Assemble all lines in which the string "ECHS" appears.

-------- INPUT ROWS --------

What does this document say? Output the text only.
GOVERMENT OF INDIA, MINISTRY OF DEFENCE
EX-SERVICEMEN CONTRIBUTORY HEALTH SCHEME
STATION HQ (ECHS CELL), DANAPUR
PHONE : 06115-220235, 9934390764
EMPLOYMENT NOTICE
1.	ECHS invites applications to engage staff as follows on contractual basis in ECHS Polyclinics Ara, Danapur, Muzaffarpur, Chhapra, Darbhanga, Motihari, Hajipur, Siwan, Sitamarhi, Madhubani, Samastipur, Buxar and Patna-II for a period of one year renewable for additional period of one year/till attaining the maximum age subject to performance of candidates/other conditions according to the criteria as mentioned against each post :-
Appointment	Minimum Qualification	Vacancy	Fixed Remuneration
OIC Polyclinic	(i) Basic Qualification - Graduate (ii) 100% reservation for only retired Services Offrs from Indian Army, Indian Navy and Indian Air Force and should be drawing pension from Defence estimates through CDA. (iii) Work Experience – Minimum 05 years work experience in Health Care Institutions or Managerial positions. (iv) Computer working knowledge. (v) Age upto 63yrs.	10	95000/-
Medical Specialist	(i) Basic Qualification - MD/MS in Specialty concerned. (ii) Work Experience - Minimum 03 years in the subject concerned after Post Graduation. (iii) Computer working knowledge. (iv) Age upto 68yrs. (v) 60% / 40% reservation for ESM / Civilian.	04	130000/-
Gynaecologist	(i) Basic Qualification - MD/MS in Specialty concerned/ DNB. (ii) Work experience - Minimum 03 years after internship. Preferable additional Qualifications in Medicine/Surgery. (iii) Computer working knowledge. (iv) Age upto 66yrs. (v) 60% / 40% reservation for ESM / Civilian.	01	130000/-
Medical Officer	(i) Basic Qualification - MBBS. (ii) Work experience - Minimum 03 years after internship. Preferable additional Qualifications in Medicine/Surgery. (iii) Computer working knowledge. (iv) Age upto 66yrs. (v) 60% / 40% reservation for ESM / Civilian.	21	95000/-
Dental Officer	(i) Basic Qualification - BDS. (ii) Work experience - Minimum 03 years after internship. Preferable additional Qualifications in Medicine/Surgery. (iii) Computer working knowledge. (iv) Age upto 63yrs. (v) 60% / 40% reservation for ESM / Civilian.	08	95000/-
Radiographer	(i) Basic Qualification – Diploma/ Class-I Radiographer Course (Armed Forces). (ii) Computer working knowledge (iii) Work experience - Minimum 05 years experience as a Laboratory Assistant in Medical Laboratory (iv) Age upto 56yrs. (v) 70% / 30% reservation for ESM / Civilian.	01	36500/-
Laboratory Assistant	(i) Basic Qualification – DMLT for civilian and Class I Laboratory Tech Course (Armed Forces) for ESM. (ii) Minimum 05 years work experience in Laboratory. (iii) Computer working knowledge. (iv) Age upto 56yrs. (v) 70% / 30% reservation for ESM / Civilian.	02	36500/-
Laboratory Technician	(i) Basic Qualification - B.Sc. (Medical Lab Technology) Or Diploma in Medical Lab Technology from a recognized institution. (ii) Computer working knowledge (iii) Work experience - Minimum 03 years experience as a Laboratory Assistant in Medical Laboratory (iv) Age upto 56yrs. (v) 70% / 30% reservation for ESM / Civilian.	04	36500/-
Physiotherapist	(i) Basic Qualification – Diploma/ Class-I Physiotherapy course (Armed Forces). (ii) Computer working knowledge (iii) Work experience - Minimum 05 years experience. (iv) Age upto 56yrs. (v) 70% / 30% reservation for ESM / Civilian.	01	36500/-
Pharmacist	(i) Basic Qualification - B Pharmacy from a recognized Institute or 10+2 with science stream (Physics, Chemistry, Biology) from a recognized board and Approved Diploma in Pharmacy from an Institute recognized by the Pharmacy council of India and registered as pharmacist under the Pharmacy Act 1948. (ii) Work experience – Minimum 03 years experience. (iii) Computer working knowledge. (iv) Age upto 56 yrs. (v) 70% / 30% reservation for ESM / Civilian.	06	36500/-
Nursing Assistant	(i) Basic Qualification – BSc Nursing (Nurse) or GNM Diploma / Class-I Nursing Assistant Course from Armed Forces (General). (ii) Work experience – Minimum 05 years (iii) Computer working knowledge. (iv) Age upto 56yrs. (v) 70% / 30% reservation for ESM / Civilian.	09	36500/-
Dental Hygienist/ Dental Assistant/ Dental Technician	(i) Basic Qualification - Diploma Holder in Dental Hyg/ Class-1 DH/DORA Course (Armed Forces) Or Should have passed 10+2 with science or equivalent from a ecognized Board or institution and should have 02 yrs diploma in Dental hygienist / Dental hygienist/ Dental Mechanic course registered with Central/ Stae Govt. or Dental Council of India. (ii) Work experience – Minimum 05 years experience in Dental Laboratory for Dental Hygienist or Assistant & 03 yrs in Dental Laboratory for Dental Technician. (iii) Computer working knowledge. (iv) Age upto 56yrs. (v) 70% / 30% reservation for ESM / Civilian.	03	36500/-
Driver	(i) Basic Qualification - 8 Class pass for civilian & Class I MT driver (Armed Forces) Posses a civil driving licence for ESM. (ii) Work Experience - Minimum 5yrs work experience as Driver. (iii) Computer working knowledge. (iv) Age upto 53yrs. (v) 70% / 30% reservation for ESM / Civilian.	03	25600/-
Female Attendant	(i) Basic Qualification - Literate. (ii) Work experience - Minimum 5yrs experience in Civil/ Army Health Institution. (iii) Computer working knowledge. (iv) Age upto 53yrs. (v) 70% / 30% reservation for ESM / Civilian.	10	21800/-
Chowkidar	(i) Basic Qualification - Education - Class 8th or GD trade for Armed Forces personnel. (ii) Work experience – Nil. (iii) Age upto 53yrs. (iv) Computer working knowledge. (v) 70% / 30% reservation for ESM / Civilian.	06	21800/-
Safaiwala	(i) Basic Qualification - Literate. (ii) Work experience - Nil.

--------

→ **RESULT OF THE TASK**:
STATION HQ (ECHS CELL), DANAPUR
1.	ECHS invites applications to engage staff as follows on contractual basis in ECHS Polyclinics Ara, Danapur, Muzaffarpur, Chhapra, Darbhanga, Motihari, Hajipur, Siwan, Sitamarhi, Madhubani, Samastipur, Buxar and Patna-II for a period of one year renewable for additional period of one year/till attaining the maximum age subject to performance of candidates/other conditions according to the criteria as mentioned against each post :-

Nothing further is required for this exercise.